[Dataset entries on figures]
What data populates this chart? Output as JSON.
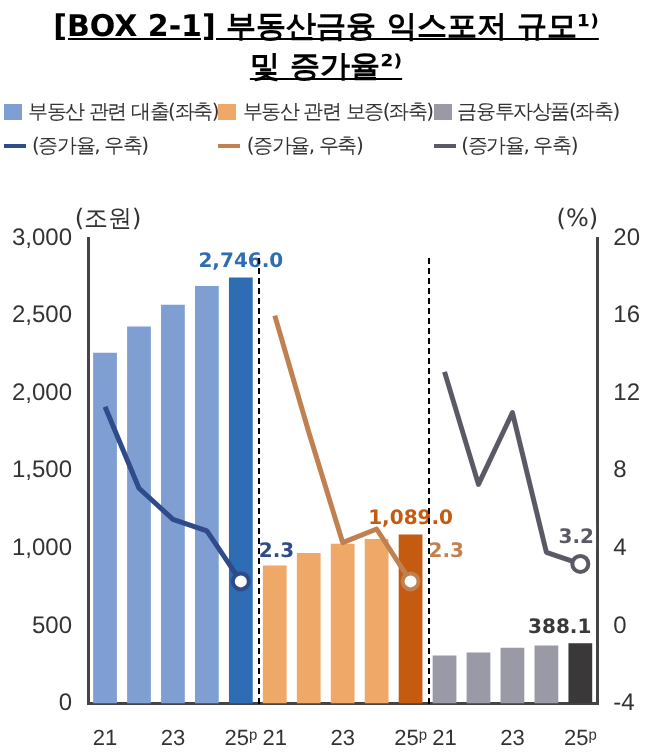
{
  "chart_data": {
    "type": "bar",
    "title": "[BOX 2-1] 부동산금융 익스포저 규모¹⁾ 및 증가율²⁾",
    "ylabel": "(조원)",
    "y2label": "(%)",
    "categories": [
      "21",
      null,
      "23",
      null,
      "25ᵖ",
      "21",
      null,
      "23",
      null,
      "25ᵖ",
      "21",
      null,
      "23",
      null,
      "25ᵖ"
    ],
    "series": [
      {
        "name": "부동산 관련 대출(좌축)",
        "color": "#7f9fd3",
        "colors": [
          "#7f9fd3",
          "#7f9fd3",
          "#7f9fd3",
          "#7f9fd3",
          "#2e6db4",
          null,
          null,
          null,
          null,
          null,
          null,
          null,
          null,
          null,
          null
        ],
        "values": [
          2260,
          2430,
          2570,
          2690,
          2746.0,
          null,
          null,
          null,
          null,
          null,
          null,
          null,
          null,
          null,
          null
        ],
        "value_labels": [
          null,
          null,
          null,
          null,
          "2,746.0",
          null,
          null,
          null,
          null,
          null,
          null,
          null,
          null,
          null,
          null
        ]
      },
      {
        "name": "부동산 관련 보증(좌축)",
        "color": "#f0a868",
        "colors": [
          null,
          null,
          null,
          null,
          null,
          "#f0a868",
          "#f0a868",
          "#f0a868",
          "#f0a868",
          "#c55a11",
          null,
          null,
          null,
          null,
          null
        ],
        "values": [
          null,
          null,
          null,
          null,
          null,
          890,
          970,
          1030,
          1060,
          1089.0,
          null,
          null,
          null,
          null,
          null
        ],
        "value_labels": [
          null,
          null,
          null,
          null,
          null,
          null,
          null,
          null,
          null,
          "1,089.0",
          null,
          null,
          null,
          null,
          null
        ]
      },
      {
        "name": "금융투자상품(좌축)",
        "color": "#9a99a6",
        "colors": [
          null,
          null,
          null,
          null,
          null,
          null,
          null,
          null,
          null,
          null,
          "#9a99a6",
          "#9a99a6",
          "#9a99a6",
          "#9a99a6",
          "#3a3838"
        ],
        "values": [
          null,
          null,
          null,
          null,
          null,
          null,
          null,
          null,
          null,
          null,
          310,
          330,
          360,
          375,
          388.1
        ],
        "value_labels": [
          null,
          null,
          null,
          null,
          null,
          null,
          null,
          null,
          null,
          null,
          null,
          null,
          null,
          null,
          "388.1"
        ]
      },
      {
        "name": "(증가율, 우축)",
        "type": "line",
        "axis": "y2",
        "color": "#2f4b8a",
        "values": [
          11.3,
          7.1,
          5.5,
          4.9,
          2.3,
          null,
          null,
          null,
          null,
          null,
          null,
          null,
          null,
          null,
          null
        ],
        "value_labels": [
          null,
          null,
          null,
          null,
          "2.3",
          null,
          null,
          null,
          null,
          null,
          null,
          null,
          null,
          null,
          null
        ]
      },
      {
        "name": "(증가율, 우축)",
        "type": "line",
        "axis": "y2",
        "color": "#c0804f",
        "values": [
          null,
          null,
          null,
          null,
          null,
          16,
          10,
          4.3,
          5.0,
          2.3,
          null,
          null,
          null,
          null,
          null
        ],
        "value_labels": [
          null,
          null,
          null,
          null,
          null,
          null,
          null,
          null,
          null,
          "2.3",
          null,
          null,
          null,
          null,
          null
        ]
      },
      {
        "name": "(증가율, 우축)",
        "type": "line",
        "axis": "y2",
        "color": "#5a5a66",
        "values": [
          null,
          null,
          null,
          null,
          null,
          null,
          null,
          null,
          null,
          null,
          13.1,
          7.3,
          11,
          3.8,
          3.2
        ],
        "value_labels": [
          null,
          null,
          null,
          null,
          null,
          null,
          null,
          null,
          null,
          null,
          null,
          null,
          null,
          null,
          "3.2"
        ]
      }
    ],
    "ylim": [
      0,
      3000
    ],
    "yticks": [
      0,
      500,
      {
        "value": 1000,
        "label": "1,000"
      },
      {
        "value": 1500,
        "label": "1,500"
      },
      {
        "value": 2000,
        "label": "2,000"
      },
      {
        "value": 2500,
        "label": "2,500"
      },
      {
        "value": 3000,
        "label": "3,000"
      }
    ],
    "y2lim": [
      -4,
      20
    ],
    "y2ticks": [
      -4,
      0,
      4,
      8,
      12,
      16,
      20
    ],
    "grid": false,
    "legend": "top"
  }
}
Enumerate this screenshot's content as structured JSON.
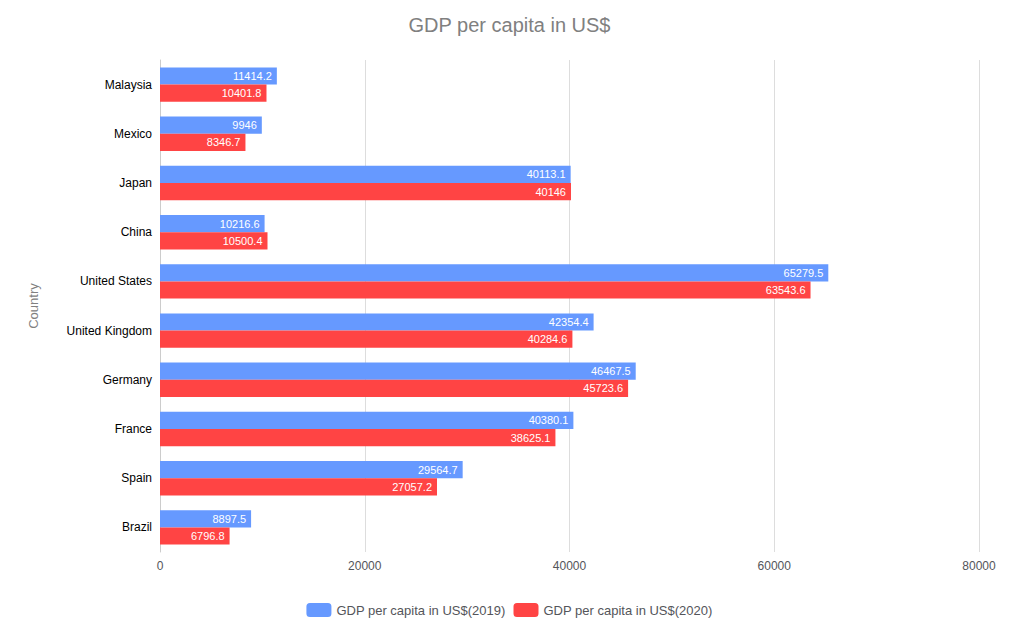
{
  "chart_data": {
    "type": "bar",
    "orientation": "horizontal",
    "title": "GDP per capita in US$",
    "ylabel": "Country",
    "categories": [
      "Brazil",
      "Spain",
      "France",
      "Germany",
      "United Kingdom",
      "United States",
      "China",
      "Japan",
      "Mexico",
      "Malaysia"
    ],
    "series": [
      {
        "name": "GDP per capita in US$(2019)",
        "color": "#6699FF",
        "values": [
          8897.5,
          29564.7,
          40380.1,
          46467.5,
          42354.4,
          65279.5,
          10216.6,
          40113.1,
          9946,
          11414.2
        ]
      },
      {
        "name": "GDP per capita in US$(2020)",
        "color": "#FF4444",
        "values": [
          6796.8,
          27057.2,
          38625.1,
          45723.6,
          40284.6,
          63543.6,
          10500.4,
          40146,
          8346.7,
          10401.8
        ]
      }
    ],
    "xlim": [
      0,
      80000
    ],
    "xticks": [
      0,
      20000,
      40000,
      60000,
      80000
    ],
    "grid": true,
    "legend": "bottom",
    "data_labels": true
  }
}
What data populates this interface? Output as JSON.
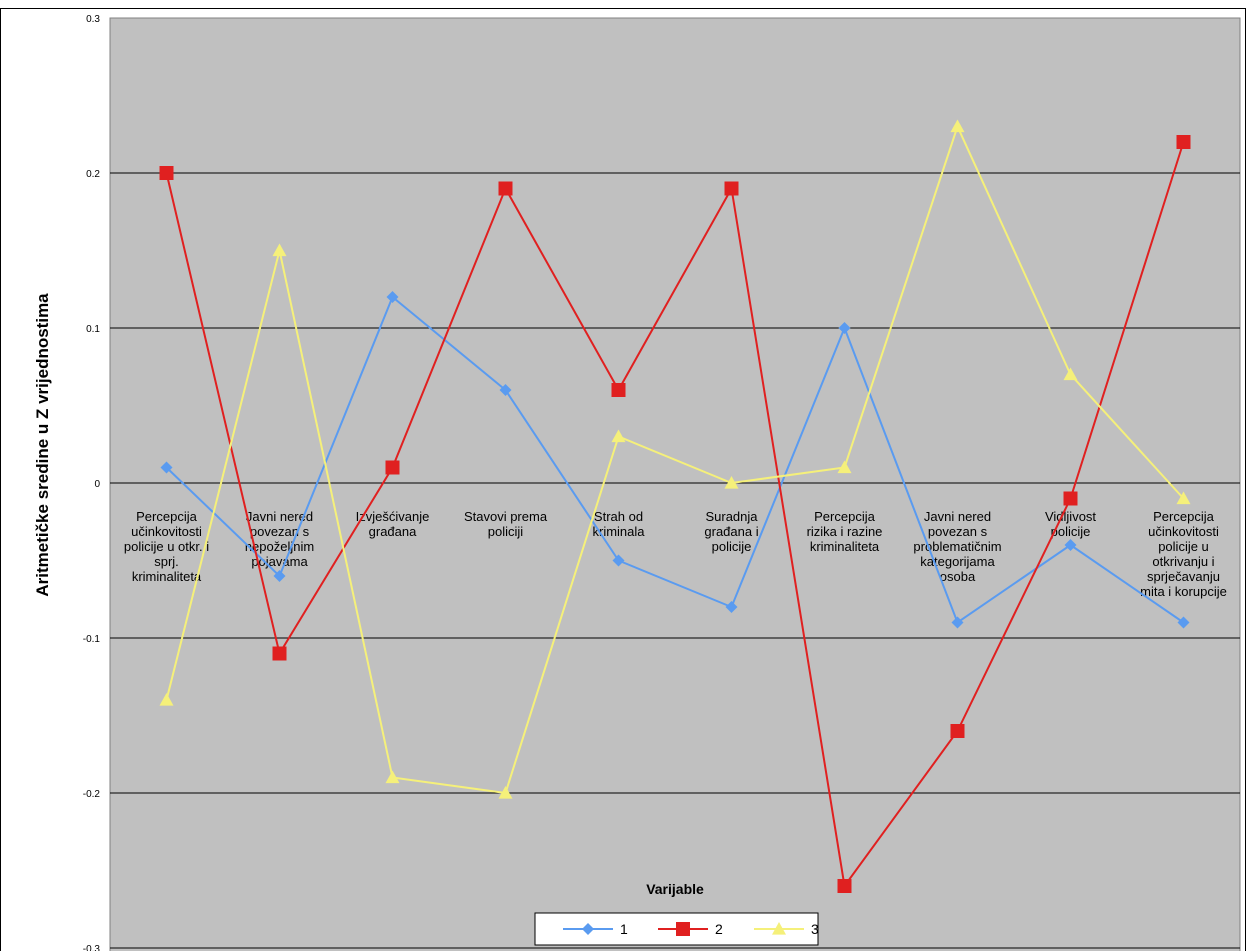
{
  "chart_data": {
    "type": "line",
    "categories": [
      [
        "Percepcija",
        "učinkovitosti",
        "policije u otkr. i",
        "sprj.",
        "kriminaliteta"
      ],
      [
        "Javni nered",
        "povezan s",
        "nepoželjnim",
        "pojavama"
      ],
      [
        "Izvješćivanje",
        "građana"
      ],
      [
        "Stavovi prema",
        "policiji"
      ],
      [
        "Strah od",
        "kriminala"
      ],
      [
        "Suradnja",
        "građana i",
        "policije"
      ],
      [
        "Percepcija",
        "rizika i razine",
        "kriminaliteta"
      ],
      [
        "Javni nered",
        "povezan s",
        "problematičnim",
        "kategorijama",
        "osoba"
      ],
      [
        "Vidljivost",
        "policije"
      ],
      [
        "Percepcija",
        "učinkovitosti",
        "policije u",
        "otkrivanju i",
        "sprječavanju",
        "mita i korupcije"
      ]
    ],
    "series": [
      {
        "name": "1",
        "color": "#5a9bf0",
        "marker": "diamond",
        "values": [
          0.01,
          -0.06,
          0.12,
          0.06,
          -0.05,
          -0.08,
          0.1,
          -0.09,
          -0.04,
          -0.09
        ]
      },
      {
        "name": "2",
        "color": "#e02020",
        "marker": "square",
        "values": [
          0.2,
          -0.11,
          0.01,
          0.19,
          0.06,
          0.19,
          -0.26,
          -0.16,
          -0.01,
          0.22
        ]
      },
      {
        "name": "3",
        "color": "#f5f07a",
        "marker": "triangle",
        "values": [
          -0.14,
          0.15,
          -0.19,
          -0.2,
          0.03,
          0.0,
          0.01,
          0.23,
          0.07,
          -0.01
        ]
      }
    ],
    "yticks": [
      "0.3",
      "0.2",
      "0.1",
      "0",
      "-0.1",
      "-0.2",
      "-0.3"
    ],
    "ylim": [
      -0.3,
      0.3
    ],
    "xlabel": "Varijable",
    "ylabel": "Aritmetičke sredine u Z vrijednostima",
    "grid": true,
    "legend": "bottom-center",
    "plot_background": "#c0c0c0"
  }
}
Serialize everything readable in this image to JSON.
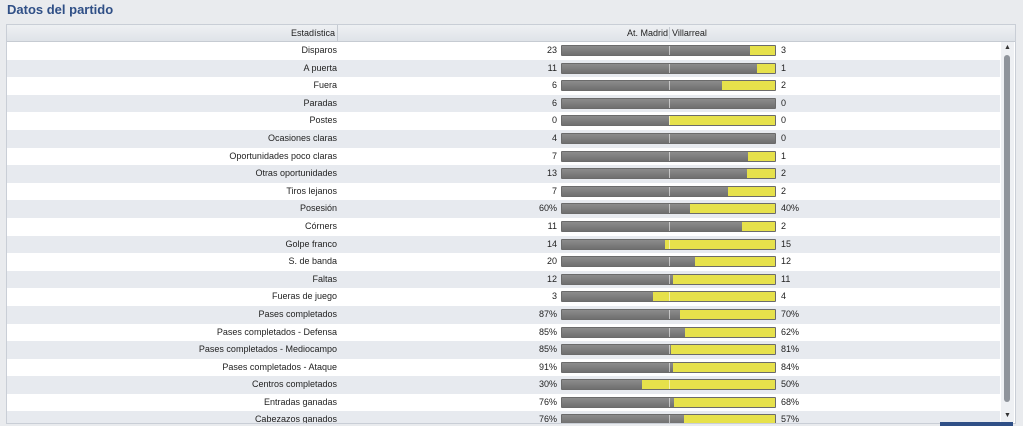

_Exercise prompt_
Pull out every line above that holds the word "Output".

_Written solution_
What data populates this chart? Output as JSON.
What data populates this interface? Output as JSON.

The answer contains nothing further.